(Extracted data entries)
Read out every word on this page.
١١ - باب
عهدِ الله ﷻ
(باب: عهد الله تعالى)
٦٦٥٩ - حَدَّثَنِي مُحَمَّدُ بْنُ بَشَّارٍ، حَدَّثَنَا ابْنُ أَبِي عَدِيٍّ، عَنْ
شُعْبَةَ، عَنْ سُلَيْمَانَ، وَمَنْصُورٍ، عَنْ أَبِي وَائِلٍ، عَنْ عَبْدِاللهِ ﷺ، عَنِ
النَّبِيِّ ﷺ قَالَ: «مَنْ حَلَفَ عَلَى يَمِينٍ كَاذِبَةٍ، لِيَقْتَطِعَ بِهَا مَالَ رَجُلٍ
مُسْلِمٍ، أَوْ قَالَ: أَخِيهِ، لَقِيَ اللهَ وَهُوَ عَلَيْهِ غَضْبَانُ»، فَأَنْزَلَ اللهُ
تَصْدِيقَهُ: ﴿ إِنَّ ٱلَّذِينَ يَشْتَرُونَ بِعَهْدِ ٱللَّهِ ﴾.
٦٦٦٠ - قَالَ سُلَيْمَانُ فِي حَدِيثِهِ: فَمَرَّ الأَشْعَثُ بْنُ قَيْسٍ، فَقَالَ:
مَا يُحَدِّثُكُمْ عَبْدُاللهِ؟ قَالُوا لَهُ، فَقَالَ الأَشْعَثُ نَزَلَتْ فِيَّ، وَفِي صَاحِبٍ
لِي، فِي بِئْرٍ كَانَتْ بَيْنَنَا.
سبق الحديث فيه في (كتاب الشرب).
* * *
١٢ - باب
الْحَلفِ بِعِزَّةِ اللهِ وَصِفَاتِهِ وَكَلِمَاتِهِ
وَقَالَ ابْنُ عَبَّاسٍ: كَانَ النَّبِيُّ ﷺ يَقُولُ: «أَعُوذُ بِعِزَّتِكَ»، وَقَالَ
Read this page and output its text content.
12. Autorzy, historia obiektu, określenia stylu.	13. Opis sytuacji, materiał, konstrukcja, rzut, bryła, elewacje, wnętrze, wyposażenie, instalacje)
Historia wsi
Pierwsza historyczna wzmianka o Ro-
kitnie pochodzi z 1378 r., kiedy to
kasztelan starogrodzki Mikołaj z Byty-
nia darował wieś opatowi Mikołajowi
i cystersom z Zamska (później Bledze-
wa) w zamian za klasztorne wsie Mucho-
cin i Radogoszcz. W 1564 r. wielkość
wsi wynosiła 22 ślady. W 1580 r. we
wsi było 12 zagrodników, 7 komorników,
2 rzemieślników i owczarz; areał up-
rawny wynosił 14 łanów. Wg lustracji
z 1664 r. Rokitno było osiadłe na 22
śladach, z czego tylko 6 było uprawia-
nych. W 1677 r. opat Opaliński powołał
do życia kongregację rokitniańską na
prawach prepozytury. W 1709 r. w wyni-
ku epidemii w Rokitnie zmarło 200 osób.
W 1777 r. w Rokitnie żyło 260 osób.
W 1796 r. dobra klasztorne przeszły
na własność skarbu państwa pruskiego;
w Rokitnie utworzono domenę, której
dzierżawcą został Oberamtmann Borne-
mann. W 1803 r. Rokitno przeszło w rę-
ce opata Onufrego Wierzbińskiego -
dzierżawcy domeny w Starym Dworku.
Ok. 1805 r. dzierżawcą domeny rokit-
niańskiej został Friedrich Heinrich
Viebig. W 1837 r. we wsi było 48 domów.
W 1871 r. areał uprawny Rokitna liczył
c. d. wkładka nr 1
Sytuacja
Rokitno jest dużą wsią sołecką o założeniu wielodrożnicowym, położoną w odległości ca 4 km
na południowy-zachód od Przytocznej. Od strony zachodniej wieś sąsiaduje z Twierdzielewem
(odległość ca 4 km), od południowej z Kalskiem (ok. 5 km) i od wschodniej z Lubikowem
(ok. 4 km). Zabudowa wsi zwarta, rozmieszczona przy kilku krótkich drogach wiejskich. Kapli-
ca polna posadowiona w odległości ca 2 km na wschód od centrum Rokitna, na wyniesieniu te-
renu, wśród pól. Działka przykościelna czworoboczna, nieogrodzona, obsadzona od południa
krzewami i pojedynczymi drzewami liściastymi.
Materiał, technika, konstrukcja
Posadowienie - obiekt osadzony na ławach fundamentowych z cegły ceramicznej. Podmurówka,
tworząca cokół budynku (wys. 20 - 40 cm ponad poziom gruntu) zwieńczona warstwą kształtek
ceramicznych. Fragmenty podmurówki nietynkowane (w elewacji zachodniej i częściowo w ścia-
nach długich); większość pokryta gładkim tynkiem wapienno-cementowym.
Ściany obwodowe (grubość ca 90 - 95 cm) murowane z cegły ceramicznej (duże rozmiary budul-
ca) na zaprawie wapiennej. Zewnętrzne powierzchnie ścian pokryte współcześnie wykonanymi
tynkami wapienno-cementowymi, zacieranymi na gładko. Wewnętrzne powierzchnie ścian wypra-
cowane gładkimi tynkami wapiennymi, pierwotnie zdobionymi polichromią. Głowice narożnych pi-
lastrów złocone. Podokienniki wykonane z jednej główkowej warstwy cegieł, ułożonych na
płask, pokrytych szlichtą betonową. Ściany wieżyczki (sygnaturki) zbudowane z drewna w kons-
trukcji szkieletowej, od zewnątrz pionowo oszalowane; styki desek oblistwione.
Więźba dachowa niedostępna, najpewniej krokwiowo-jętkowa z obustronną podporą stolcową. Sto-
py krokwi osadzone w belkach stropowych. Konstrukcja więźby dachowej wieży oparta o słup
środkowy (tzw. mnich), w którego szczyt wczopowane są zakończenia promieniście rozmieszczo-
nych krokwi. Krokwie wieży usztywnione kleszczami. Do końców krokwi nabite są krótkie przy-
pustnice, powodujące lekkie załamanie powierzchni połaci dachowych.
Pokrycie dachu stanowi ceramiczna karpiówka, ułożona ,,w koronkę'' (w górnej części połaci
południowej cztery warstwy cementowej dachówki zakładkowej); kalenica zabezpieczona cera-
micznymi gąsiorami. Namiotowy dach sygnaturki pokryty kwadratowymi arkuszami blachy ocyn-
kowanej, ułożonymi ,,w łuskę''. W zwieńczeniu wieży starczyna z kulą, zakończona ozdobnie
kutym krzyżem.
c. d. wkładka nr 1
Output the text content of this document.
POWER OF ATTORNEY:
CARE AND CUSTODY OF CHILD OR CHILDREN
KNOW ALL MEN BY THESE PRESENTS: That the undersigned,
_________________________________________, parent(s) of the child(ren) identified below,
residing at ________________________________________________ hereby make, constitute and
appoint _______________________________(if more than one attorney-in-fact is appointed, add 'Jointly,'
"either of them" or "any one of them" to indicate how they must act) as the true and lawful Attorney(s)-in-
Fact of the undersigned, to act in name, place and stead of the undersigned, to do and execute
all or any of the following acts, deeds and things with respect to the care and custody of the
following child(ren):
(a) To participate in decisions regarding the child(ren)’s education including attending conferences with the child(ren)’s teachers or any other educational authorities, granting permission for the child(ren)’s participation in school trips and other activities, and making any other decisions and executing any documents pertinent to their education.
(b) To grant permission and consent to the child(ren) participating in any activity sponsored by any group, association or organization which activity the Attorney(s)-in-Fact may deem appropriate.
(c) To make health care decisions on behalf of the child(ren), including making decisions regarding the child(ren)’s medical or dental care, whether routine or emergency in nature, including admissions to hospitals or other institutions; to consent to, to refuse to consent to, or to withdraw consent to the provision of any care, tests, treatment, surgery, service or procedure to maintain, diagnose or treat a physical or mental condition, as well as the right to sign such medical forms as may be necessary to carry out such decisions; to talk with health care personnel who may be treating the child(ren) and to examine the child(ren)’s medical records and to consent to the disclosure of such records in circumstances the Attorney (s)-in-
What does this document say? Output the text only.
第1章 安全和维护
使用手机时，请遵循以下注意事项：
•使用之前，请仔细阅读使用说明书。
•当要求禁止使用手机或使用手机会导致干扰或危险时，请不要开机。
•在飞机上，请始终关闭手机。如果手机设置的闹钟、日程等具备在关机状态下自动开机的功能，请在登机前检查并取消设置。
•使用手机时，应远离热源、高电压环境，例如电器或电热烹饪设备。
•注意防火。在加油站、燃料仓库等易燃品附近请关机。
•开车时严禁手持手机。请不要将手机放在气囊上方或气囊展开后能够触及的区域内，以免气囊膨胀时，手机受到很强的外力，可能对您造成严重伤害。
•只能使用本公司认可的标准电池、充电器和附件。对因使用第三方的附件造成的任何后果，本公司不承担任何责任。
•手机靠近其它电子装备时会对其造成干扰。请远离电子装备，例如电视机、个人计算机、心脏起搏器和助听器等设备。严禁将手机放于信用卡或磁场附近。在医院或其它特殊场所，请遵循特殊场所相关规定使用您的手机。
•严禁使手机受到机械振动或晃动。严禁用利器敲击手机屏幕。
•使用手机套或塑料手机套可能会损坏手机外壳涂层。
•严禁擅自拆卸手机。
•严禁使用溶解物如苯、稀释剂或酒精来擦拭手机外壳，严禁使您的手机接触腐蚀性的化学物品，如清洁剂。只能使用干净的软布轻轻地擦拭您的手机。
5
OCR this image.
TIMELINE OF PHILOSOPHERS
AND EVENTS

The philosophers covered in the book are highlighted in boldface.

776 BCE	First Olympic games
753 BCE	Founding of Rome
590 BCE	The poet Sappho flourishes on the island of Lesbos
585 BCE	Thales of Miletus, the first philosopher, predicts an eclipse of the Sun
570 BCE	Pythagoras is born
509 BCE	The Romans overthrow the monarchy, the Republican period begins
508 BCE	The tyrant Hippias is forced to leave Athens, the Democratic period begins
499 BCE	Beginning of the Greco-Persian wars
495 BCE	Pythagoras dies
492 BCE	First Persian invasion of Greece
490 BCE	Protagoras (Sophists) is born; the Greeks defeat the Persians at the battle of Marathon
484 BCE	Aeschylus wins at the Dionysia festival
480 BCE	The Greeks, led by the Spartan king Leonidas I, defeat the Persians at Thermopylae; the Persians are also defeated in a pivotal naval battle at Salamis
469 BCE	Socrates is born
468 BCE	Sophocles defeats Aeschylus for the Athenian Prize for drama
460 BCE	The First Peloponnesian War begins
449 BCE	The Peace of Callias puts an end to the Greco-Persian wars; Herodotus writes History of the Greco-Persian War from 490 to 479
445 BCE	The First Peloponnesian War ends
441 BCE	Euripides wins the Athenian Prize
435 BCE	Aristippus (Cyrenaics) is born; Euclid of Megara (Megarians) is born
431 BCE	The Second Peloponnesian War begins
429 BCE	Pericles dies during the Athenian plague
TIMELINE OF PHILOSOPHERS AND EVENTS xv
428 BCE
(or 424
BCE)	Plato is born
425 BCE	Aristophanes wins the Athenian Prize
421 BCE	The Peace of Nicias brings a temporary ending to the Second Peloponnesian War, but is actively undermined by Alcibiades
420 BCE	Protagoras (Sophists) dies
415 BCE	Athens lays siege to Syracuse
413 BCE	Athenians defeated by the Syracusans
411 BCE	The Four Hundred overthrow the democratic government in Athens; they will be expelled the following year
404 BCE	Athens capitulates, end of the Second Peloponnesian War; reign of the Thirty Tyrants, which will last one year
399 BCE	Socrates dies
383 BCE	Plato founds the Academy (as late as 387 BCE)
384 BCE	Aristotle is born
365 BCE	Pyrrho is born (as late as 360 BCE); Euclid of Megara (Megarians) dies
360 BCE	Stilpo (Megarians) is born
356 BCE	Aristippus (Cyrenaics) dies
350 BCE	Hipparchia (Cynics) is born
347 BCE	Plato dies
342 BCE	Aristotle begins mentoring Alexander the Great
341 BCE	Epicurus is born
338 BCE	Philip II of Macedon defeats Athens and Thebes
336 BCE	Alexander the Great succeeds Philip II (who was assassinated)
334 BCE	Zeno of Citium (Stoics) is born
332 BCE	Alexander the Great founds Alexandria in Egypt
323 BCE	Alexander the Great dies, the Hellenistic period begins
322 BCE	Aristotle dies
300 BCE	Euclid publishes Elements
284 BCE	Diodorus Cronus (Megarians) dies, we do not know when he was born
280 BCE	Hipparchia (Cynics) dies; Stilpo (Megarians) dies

## What you will do
From the data, pick out every line that includes "dies".

## Complete response
495 BCE	Pythagoras dies
429 BCE	Pericles dies during the Athenian plague
420 BCE	Protagoras (Sophists) dies
399 BCE	Socrates dies
365 BCE	Pyrrho is born (as late as 360 BCE); Euclid of Megara (Megarians) dies
356 BCE	Aristippus (Cyrenaics) dies
347 BCE	Plato dies
323 BCE	Alexander the Great dies, the Hellenistic period begins
322 BCE	Aristotle dies
284 BCE	Diodorus Cronus (Megarians) dies, we do not know when he was born
280 BCE	Hipparchia (Cynics) dies; Stilpo (Megarians) dies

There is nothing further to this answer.